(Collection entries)
□ □ □

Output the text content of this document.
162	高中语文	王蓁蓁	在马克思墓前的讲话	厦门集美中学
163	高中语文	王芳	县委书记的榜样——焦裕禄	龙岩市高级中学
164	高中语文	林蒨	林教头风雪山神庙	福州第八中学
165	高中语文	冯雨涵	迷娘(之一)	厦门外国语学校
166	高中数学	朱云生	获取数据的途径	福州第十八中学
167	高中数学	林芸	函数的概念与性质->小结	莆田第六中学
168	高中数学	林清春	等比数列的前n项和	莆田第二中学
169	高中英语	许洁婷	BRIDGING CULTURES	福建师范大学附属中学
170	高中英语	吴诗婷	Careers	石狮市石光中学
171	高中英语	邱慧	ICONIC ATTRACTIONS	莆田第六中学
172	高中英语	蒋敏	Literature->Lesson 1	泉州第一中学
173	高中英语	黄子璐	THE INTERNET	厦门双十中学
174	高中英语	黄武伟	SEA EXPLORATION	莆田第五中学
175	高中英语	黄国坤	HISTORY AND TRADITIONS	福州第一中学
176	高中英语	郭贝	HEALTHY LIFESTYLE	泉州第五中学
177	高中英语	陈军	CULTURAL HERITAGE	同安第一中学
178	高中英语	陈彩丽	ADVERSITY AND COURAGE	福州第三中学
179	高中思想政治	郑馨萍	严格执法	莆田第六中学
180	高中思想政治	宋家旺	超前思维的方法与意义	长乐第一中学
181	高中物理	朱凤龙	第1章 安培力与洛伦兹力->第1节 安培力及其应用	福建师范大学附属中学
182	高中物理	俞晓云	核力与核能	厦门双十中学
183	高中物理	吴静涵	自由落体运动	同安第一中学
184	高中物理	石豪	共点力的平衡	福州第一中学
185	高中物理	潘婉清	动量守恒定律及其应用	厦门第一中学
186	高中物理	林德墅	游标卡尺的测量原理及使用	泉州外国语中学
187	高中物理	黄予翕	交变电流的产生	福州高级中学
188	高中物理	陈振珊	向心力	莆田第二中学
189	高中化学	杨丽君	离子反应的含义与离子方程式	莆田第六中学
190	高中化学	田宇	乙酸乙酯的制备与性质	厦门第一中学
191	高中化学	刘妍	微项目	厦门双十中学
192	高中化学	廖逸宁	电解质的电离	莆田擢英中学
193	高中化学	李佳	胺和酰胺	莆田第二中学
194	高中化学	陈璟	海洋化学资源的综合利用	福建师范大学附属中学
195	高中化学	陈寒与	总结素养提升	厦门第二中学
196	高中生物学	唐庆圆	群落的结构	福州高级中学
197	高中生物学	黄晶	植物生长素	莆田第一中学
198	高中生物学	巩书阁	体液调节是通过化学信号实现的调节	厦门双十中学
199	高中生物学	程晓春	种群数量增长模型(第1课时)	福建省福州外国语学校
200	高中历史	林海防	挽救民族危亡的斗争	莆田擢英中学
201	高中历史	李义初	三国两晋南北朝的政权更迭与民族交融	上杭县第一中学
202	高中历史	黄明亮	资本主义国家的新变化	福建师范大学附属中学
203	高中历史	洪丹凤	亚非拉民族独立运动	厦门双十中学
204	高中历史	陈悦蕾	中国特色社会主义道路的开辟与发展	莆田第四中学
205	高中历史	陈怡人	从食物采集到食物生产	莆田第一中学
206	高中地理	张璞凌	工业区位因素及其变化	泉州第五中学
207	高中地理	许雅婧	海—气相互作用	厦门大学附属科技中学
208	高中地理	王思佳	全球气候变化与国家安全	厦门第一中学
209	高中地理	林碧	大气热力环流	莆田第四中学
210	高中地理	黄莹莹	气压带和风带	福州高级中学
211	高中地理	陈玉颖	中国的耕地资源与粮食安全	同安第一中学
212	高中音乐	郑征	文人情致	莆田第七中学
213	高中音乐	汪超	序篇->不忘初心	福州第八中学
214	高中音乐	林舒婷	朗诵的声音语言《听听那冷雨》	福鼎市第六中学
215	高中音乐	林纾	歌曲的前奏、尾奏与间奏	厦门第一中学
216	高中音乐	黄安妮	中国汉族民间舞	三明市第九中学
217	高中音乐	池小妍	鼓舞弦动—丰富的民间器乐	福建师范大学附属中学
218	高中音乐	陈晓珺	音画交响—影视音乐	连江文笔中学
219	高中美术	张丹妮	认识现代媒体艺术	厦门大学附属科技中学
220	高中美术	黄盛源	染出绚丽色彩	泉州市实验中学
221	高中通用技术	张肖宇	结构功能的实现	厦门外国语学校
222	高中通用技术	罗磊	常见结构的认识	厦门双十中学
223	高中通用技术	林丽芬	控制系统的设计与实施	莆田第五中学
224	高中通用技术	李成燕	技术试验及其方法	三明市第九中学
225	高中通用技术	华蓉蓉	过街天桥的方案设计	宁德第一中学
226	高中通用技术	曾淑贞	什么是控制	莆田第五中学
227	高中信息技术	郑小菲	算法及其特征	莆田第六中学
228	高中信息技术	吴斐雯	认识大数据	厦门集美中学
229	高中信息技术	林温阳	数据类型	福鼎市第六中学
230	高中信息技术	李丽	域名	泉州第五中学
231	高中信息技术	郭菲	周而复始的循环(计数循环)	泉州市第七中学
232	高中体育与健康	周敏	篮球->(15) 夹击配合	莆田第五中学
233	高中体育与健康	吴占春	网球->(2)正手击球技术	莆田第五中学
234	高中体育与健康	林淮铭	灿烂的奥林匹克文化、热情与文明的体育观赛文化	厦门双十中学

□ □ □

> Written problem: Locate the string "莆田第五中学" in the listing above and copy every line where it occurs.

> Answer to the exercise:
174	高中英语	黄武伟	SEA EXPLORATION	莆田第五中学
223	高中通用技术	林丽芬	控制系统的设计与实施	莆田第五中学
226	高中通用技术	曾淑贞	什么是控制	莆田第五中学
232	高中体育与健康	周敏	篮球->(15) 夹击配合	莆田第五中学
233	高中体育与健康	吴占春	网球->(2)正手击球技术	莆田第五中学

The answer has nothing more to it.